╭──
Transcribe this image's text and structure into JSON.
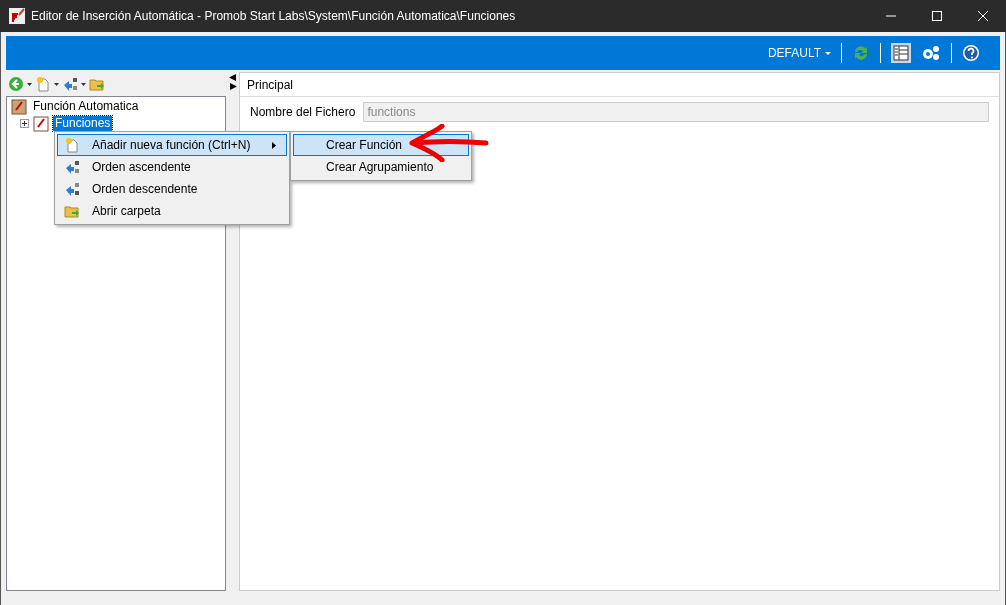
{
  "window": {
    "title": "Editor de Inserción Automática - Promob Start Labs\\System\\Función Automatica\\Funciones"
  },
  "header": {
    "profile": "DEFAULT"
  },
  "tree": [
    {
      "label": "Función Automatica",
      "expanded": true,
      "selected": false,
      "children": [
        {
          "label": "Funciones",
          "expanded": false,
          "selected": true
        }
      ]
    }
  ],
  "context_menu": {
    "items": [
      {
        "label": "Añadir nueva función (Ctrl+N)",
        "has_submenu": true,
        "selected": true
      },
      {
        "label": "Orden ascendente",
        "has_submenu": false,
        "selected": false
      },
      {
        "label": "Orden descendente",
        "has_submenu": false,
        "selected": false
      },
      {
        "label": "Abrir carpeta",
        "has_submenu": false,
        "selected": false
      }
    ]
  },
  "submenu": {
    "items": [
      {
        "label": "Crear Función",
        "selected": true
      },
      {
        "label": "Crear Agrupamiento",
        "selected": false
      }
    ]
  },
  "panel": {
    "title": "Principal",
    "fields": [
      {
        "label": "Nombre del Fichero",
        "value": "functions",
        "disabled": true
      }
    ]
  }
}
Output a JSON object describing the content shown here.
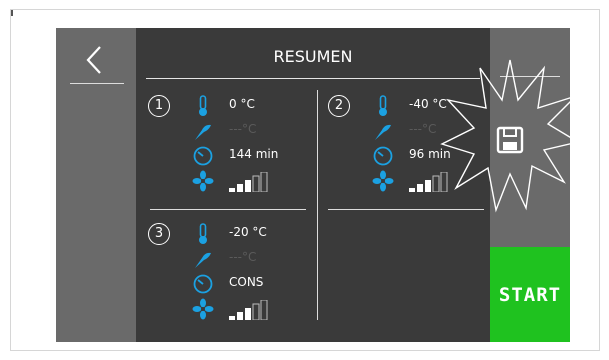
{
  "screen": {
    "title": "RESUMEN",
    "start_label": "START"
  },
  "colors": {
    "panel": "#3a3a3a",
    "rail": "#6a6a6a",
    "icon_blue": "#1ba1e2",
    "start_green": "#1fc21f"
  },
  "icons": {
    "back": "chevron-left-icon",
    "save": "floppy-disk-icon",
    "temperature": "thermometer-icon",
    "probe": "core-probe-icon",
    "time": "clock-icon",
    "fan": "fan-icon"
  },
  "phases": [
    {
      "number": "1",
      "temperature": "0 °C",
      "probe": "---°C",
      "time": "144 min",
      "fan_level": 3,
      "fan_max": 5
    },
    {
      "number": "2",
      "temperature": "-40 °C",
      "probe": "---°C",
      "time": "96 min",
      "fan_level": 3,
      "fan_max": 5
    },
    {
      "number": "3",
      "temperature": "-20 °C",
      "probe": "---°C",
      "time": "CONS",
      "fan_level": 3,
      "fan_max": 5
    }
  ]
}
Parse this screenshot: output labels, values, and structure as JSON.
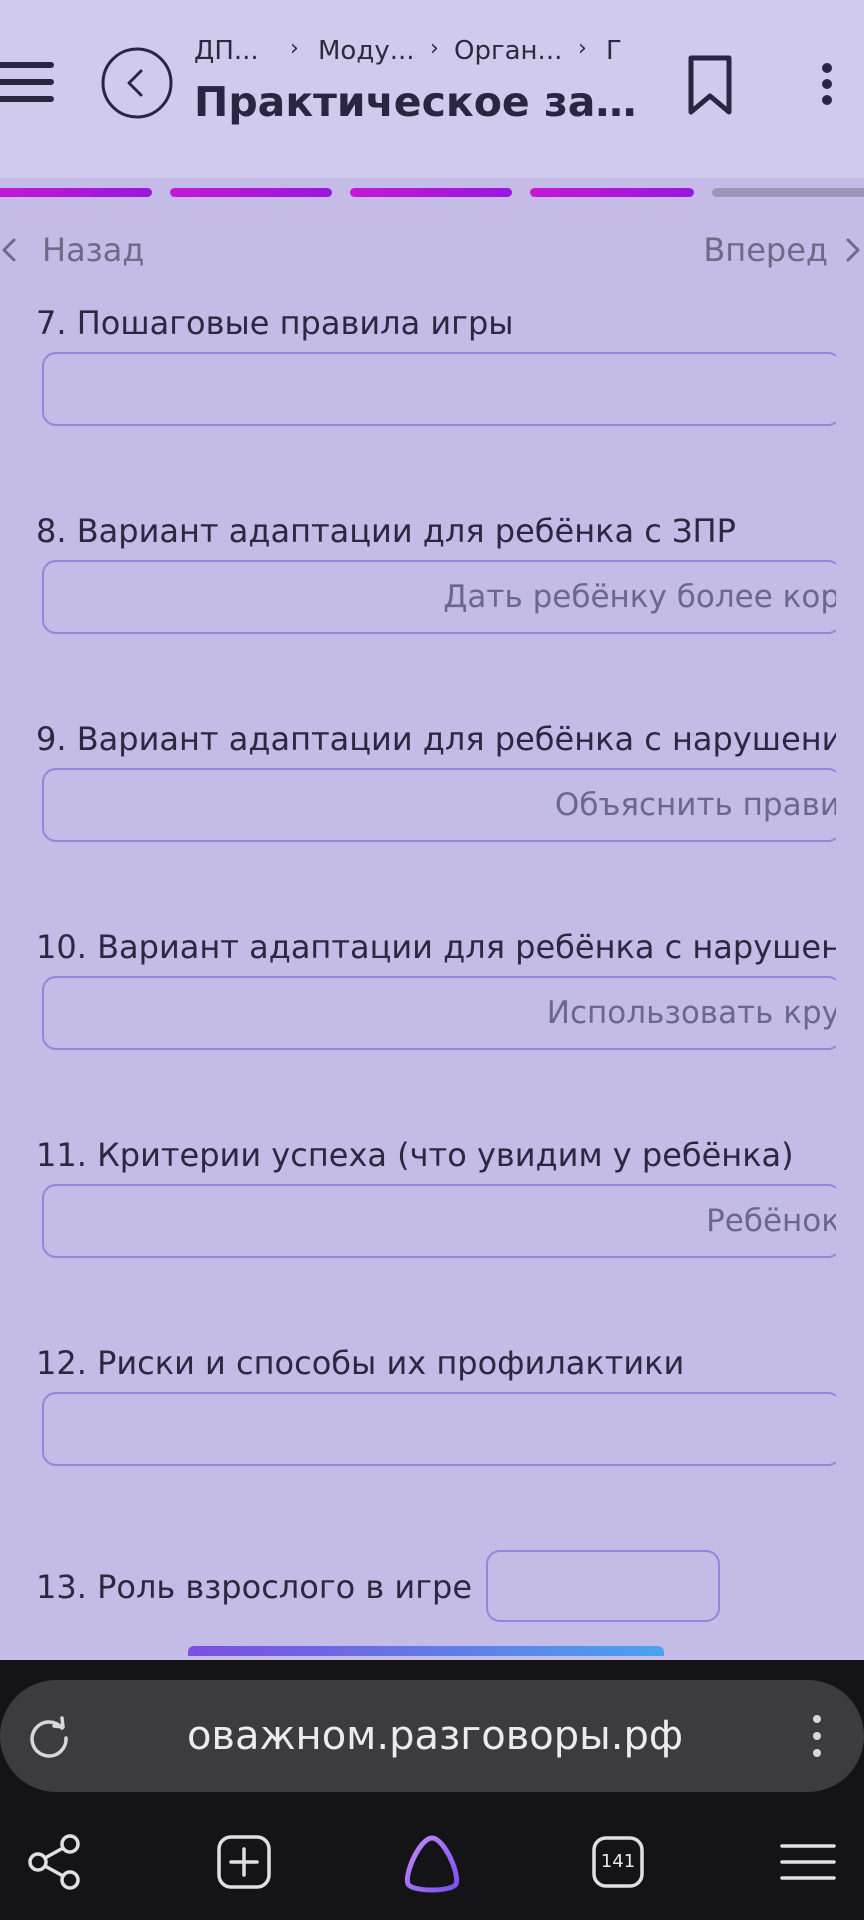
{
  "header": {
    "breadcrumb": [
      "ДП...",
      "Моду...",
      "Орган...",
      "Г"
    ],
    "title": "Практическое задн..."
  },
  "progress": {
    "segments": [
      "done",
      "done",
      "done",
      "done",
      "todo"
    ]
  },
  "nav": {
    "back_label": "Назад",
    "next_label": "Вперед"
  },
  "form": {
    "questions": [
      {
        "label": "7. Пошаговые правила игры",
        "value": ""
      },
      {
        "label": "8. Вариант адаптации для ребёнка с ЗПР",
        "value": "Дать ребёнку более кор"
      },
      {
        "label": "9. Вариант адаптации для ребёнка с нарушени",
        "value": "Объяснить прави"
      },
      {
        "label": "10. Вариант адаптации для ребёнка с нарушен",
        "value": "Использовать кру"
      },
      {
        "label": "11. Критерии успеха (что увидим у ребёнка)",
        "value": "Ребёнок"
      },
      {
        "label": "12. Риски и способы их профилактики",
        "value": ""
      }
    ],
    "q13_label": "13. Роль взрослого в игре",
    "q13_value": ""
  },
  "browser": {
    "url": "оважном.разговоры.рф",
    "tabs_count": "141"
  },
  "colors": {
    "background": "#c4bbe6",
    "header": "#d0cbec",
    "input_border": "#9486dc",
    "progress_done": "#b217da",
    "progress_todo": "#9b96b6"
  }
}
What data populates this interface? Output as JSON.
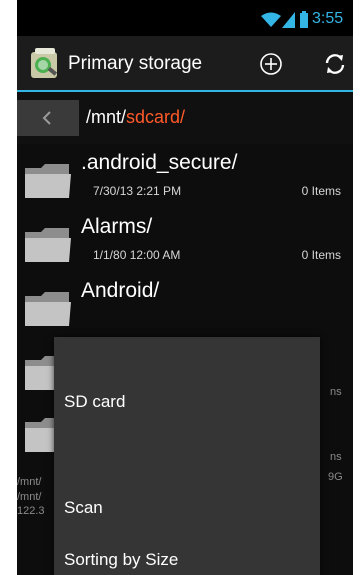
{
  "status_bar": {
    "time": "3:55",
    "icons": [
      "wifi-icon",
      "signal-icon",
      "battery-icon"
    ],
    "accent_color": "#33b5e5"
  },
  "action_bar": {
    "title": "Primary storage",
    "icons": [
      "app-icon",
      "add-icon",
      "refresh-icon"
    ]
  },
  "path_bar": {
    "prefix": "/mnt/",
    "current": "sdcard/",
    "current_color": "#ff5a2a"
  },
  "files": [
    {
      "name": ".android_secure/",
      "date": "7/30/13 2:21 PM",
      "count": "0 Items"
    },
    {
      "name": "Alarms/",
      "date": "1/1/80 12:00 AM",
      "count": "0 Items"
    },
    {
      "name": "Android/",
      "date": "",
      "count": ""
    }
  ],
  "partial_text": {
    "row4_count": "ns",
    "row5_count": "ns",
    "row5_size": "9G",
    "left_line1": "/mnt/",
    "left_line2": "/mnt/",
    "left_line3": "122.3"
  },
  "menu": {
    "items": [
      {
        "label": ""
      },
      {
        "label": "SD card"
      },
      {
        "label": ""
      },
      {
        "label": "Scan"
      },
      {
        "label": "Sorting by Size"
      }
    ]
  }
}
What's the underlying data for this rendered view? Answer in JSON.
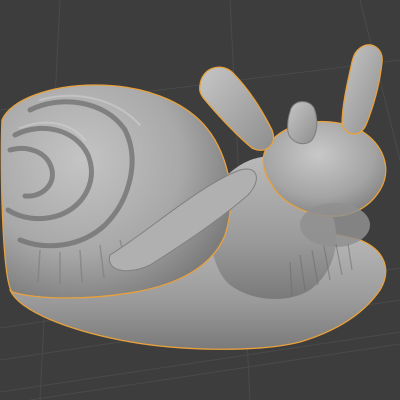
{
  "viewport": {
    "mode": "sculpt",
    "background_color": "#3d3d3d",
    "grid_color": "#4a4a4a",
    "selection_outline_color": "#e8a13c"
  },
  "model": {
    "object": "snail-sculpt",
    "surface_color": "#a9a9a9",
    "shading": "solid-matcap-gray",
    "selected": true
  }
}
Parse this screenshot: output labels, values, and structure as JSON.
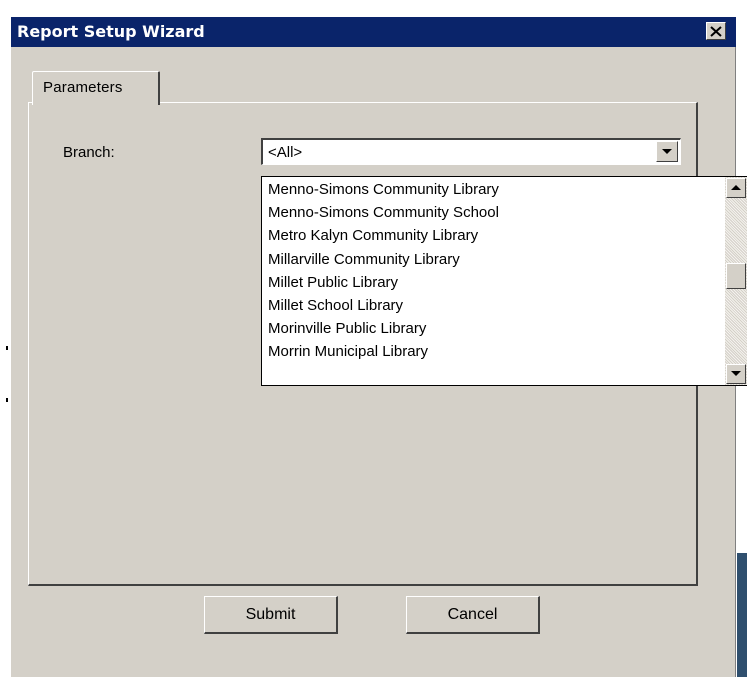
{
  "window": {
    "title": "Report Setup Wizard",
    "titlebar_color": "#0a246a",
    "face_color": "#d4d0c8"
  },
  "tabs": [
    {
      "label": "Parameters",
      "selected": true
    }
  ],
  "form": {
    "branch_label": "Branch:",
    "branch_value": "<All>",
    "dropdown_open": true,
    "options": [
      "Menno-Simons Community Library",
      "Menno-Simons Community School",
      "Metro Kalyn Community Library",
      "Millarville Community Library",
      "Millet Public Library",
      "Millet School Library",
      "Morinville Public Library",
      "Morrin Municipal Library"
    ]
  },
  "buttons": {
    "submit": "Submit",
    "cancel": "Cancel"
  },
  "icons": {
    "close": "close-icon",
    "combo_arrow": "chevron-down-icon",
    "scroll_up": "arrow-up-icon",
    "scroll_down": "arrow-down-icon"
  }
}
╰──
TO BE DONE: Nothing in the entries should change as you copy them, except that the pictures are left out.

SOLUTION TO THIS PROBLEM:
Transcribe this image's text and structure into JSON.
{
  "window": {
    "title": "Editor de Inserción Automática - Promob Start Labs\\System\\Función Automatica\\Funciones"
  },
  "header": {
    "profile": "DEFAULT"
  },
  "tree": [
    {
      "label": "Función Automatica",
      "expanded": true,
      "selected": false,
      "children": [
        {
          "label": "Funciones",
          "expanded": false,
          "selected": true
        }
      ]
    }
  ],
  "context_menu": {
    "items": [
      {
        "label": "Añadir nueva función (Ctrl+N)",
        "has_submenu": true,
        "selected": true
      },
      {
        "label": "Orden ascendente",
        "has_submenu": false,
        "selected": false
      },
      {
        "label": "Orden descendente",
        "has_submenu": false,
        "selected": false
      },
      {
        "label": "Abrir carpeta",
        "has_submenu": false,
        "selected": false
      }
    ]
  },
  "submenu": {
    "items": [
      {
        "label": "Crear Función",
        "selected": true
      },
      {
        "label": "Crear Agrupamiento",
        "selected": false
      }
    ]
  },
  "panel": {
    "title": "Principal",
    "fields": [
      {
        "label": "Nombre del Fichero",
        "value": "functions",
        "disabled": true
      }
    ]
  }
}
Output a JSON object describing the content shown here.
{
  "screen": {
    "title": "RESUMEN",
    "start_label": "START"
  },
  "colors": {
    "panel": "#3a3a3a",
    "rail": "#6a6a6a",
    "icon_blue": "#1ba1e2",
    "start_green": "#1fc21f"
  },
  "icons": {
    "back": "chevron-left-icon",
    "save": "floppy-disk-icon",
    "temperature": "thermometer-icon",
    "probe": "core-probe-icon",
    "time": "clock-icon",
    "fan": "fan-icon"
  },
  "phases": [
    {
      "number": "1",
      "temperature": "0 °C",
      "probe": "---°C",
      "time": "144 min",
      "fan_level": 3,
      "fan_max": 5
    },
    {
      "number": "2",
      "temperature": "-40 °C",
      "probe": "---°C",
      "time": "96 min",
      "fan_level": 3,
      "fan_max": 5
    },
    {
      "number": "3",
      "temperature": "-20 °C",
      "probe": "---°C",
      "time": "CONS",
      "fan_level": 3,
      "fan_max": 5
    }
  ]
}
Parse this screenshot: output labels, values, and structure as JSON.
{
  "header": {
    "breadcrumb": [
      "ДП...",
      "Моду...",
      "Орган...",
      "Г"
    ],
    "title": "Практическое задн..."
  },
  "progress": {
    "segments": [
      "done",
      "done",
      "done",
      "done",
      "todo"
    ]
  },
  "nav": {
    "back_label": "Назад",
    "next_label": "Вперед"
  },
  "form": {
    "questions": [
      {
        "label": "7. Пошаговые правила игры",
        "value": ""
      },
      {
        "label": "8. Вариант адаптации для ребёнка с ЗПР",
        "value": "Дать ребёнку более кор"
      },
      {
        "label": "9. Вариант адаптации для ребёнка с нарушени",
        "value": "Объяснить прави"
      },
      {
        "label": "10. Вариант адаптации для ребёнка с нарушен",
        "value": "Использовать кру"
      },
      {
        "label": "11. Критерии успеха (что увидим у ребёнка)",
        "value": "Ребёнок"
      },
      {
        "label": "12. Риски и способы их профилактики",
        "value": ""
      }
    ],
    "q13_label": "13. Роль взрослого в игре",
    "q13_value": ""
  },
  "browser": {
    "url": "оважном.разговоры.рф",
    "tabs_count": "141"
  },
  "colors": {
    "background": "#c4bbe6",
    "header": "#d0cbec",
    "input_border": "#9486dc",
    "progress_done": "#b217da",
    "progress_todo": "#9b96b6"
  }
}
What data populates this interface? Output as JSON.
{
  "status_bar": {
    "time": "3:55",
    "icons": [
      "wifi-icon",
      "signal-icon",
      "battery-icon"
    ],
    "accent_color": "#33b5e5"
  },
  "action_bar": {
    "title": "Primary storage",
    "icons": [
      "app-icon",
      "add-icon",
      "refresh-icon"
    ]
  },
  "path_bar": {
    "prefix": "/mnt/",
    "current": "sdcard/",
    "current_color": "#ff5a2a"
  },
  "files": [
    {
      "name": ".android_secure/",
      "date": "7/30/13 2:21 PM",
      "count": "0 Items"
    },
    {
      "name": "Alarms/",
      "date": "1/1/80 12:00 AM",
      "count": "0 Items"
    },
    {
      "name": "Android/",
      "date": "",
      "count": ""
    }
  ],
  "partial_text": {
    "row4_count": "ns",
    "row5_count": "ns",
    "row5_size": "9G",
    "left_line1": "/mnt/",
    "left_line2": "/mnt/",
    "left_line3": "122.3"
  },
  "menu": {
    "items": [
      {
        "label": ""
      },
      {
        "label": "SD card"
      },
      {
        "label": ""
      },
      {
        "label": "Scan"
      },
      {
        "label": "Sorting by Size"
      }
    ]
  }
}
What's the underlying data for this rendered view? Answer in JSON.
{
  "viewport": {
    "mode": "sculpt",
    "background_color": "#3d3d3d",
    "grid_color": "#4a4a4a",
    "selection_outline_color": "#e8a13c"
  },
  "model": {
    "object": "snail-sculpt",
    "surface_color": "#a9a9a9",
    "shading": "solid-matcap-gray",
    "selected": true
  }
}
Parse this screenshot: output labels, values, and structure as JSON.
{
  "window": {
    "title": "Report Setup Wizard",
    "titlebar_color": "#0a246a",
    "face_color": "#d4d0c8"
  },
  "tabs": [
    {
      "label": "Parameters",
      "selected": true
    }
  ],
  "form": {
    "branch_label": "Branch:",
    "branch_value": "<All>",
    "dropdown_open": true,
    "options": [
      "Menno-Simons Community Library",
      "Menno-Simons Community School",
      "Metro Kalyn Community Library",
      "Millarville Community Library",
      "Millet Public Library",
      "Millet School Library",
      "Morinville Public Library",
      "Morrin Municipal Library"
    ]
  },
  "buttons": {
    "submit": "Submit",
    "cancel": "Cancel"
  },
  "icons": {
    "close": "close-icon",
    "combo_arrow": "chevron-down-icon",
    "scroll_up": "arrow-up-icon",
    "scroll_down": "arrow-down-icon"
  }
}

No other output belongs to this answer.